** begin **

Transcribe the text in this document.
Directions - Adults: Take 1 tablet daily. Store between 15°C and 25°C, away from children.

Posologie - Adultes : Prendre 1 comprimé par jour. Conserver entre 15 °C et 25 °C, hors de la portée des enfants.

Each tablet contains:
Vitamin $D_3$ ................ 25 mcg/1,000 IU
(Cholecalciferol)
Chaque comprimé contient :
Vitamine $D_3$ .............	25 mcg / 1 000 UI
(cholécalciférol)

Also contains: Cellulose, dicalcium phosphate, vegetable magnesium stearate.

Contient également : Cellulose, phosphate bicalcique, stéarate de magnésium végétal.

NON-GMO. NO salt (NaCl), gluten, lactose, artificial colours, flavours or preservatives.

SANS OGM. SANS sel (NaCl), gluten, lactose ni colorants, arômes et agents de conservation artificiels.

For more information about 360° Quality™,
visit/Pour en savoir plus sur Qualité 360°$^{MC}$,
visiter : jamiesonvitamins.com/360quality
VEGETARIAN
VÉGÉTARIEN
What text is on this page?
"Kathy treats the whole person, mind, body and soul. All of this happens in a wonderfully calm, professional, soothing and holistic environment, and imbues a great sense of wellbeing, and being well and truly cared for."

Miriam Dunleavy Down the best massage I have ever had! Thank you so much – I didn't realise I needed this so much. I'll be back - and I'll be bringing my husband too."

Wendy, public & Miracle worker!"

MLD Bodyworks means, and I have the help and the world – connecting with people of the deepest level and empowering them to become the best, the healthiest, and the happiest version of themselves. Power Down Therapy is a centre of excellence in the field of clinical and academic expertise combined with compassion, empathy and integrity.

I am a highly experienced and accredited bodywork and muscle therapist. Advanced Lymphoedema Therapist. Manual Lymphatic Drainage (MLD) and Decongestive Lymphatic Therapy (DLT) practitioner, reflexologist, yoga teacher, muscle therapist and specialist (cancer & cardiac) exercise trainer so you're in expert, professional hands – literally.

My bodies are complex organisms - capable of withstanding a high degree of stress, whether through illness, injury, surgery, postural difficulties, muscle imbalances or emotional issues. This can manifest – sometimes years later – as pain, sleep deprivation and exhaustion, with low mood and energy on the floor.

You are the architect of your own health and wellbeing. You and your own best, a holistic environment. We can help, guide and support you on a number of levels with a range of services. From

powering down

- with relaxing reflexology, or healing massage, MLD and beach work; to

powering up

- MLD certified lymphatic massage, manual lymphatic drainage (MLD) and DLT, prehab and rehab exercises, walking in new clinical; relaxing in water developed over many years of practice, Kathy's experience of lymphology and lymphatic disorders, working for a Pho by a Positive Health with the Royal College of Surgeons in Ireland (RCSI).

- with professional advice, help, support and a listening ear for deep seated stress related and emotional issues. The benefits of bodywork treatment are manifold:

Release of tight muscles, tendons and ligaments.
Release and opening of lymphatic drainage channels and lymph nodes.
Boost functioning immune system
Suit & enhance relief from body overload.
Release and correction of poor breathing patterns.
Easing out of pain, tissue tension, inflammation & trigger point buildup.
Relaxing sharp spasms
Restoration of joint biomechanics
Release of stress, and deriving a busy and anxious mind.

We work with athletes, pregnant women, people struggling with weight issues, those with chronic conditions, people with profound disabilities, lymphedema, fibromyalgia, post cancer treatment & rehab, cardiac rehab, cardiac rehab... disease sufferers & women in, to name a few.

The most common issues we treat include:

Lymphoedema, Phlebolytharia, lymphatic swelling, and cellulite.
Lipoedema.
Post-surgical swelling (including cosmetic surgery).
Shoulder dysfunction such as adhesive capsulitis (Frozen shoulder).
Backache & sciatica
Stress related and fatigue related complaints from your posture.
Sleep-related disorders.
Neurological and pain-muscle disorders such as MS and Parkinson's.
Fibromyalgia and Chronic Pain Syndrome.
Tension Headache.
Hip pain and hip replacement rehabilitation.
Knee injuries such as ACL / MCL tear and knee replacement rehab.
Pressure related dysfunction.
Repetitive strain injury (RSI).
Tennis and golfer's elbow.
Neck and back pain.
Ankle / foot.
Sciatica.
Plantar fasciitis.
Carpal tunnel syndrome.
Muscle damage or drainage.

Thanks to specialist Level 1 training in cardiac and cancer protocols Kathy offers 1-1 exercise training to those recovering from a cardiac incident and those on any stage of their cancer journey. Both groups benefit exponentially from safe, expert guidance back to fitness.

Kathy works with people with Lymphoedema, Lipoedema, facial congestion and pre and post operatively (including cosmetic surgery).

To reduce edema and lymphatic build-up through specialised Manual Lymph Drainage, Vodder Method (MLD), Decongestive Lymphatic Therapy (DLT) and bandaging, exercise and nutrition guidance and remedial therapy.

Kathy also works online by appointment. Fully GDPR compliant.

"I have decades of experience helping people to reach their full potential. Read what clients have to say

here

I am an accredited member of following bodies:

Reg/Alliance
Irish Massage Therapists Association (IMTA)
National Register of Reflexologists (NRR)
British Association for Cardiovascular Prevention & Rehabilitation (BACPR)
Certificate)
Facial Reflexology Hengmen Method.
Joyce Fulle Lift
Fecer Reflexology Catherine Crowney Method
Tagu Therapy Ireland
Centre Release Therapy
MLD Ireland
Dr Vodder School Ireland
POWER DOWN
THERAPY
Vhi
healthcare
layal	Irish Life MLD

** end **

→ Exercise
Gather all lines with the string "Vodder" from the data.

→ Result of this exercise
To reduce edema and lymphatic build-up through specialised Manual Lymph Drainage, Vodder Method (MLD), Decongestive Lymphatic Therapy (DLT) and bandaging, exercise and nutrition guidance and remedial therapy.
Dr Vodder School Ireland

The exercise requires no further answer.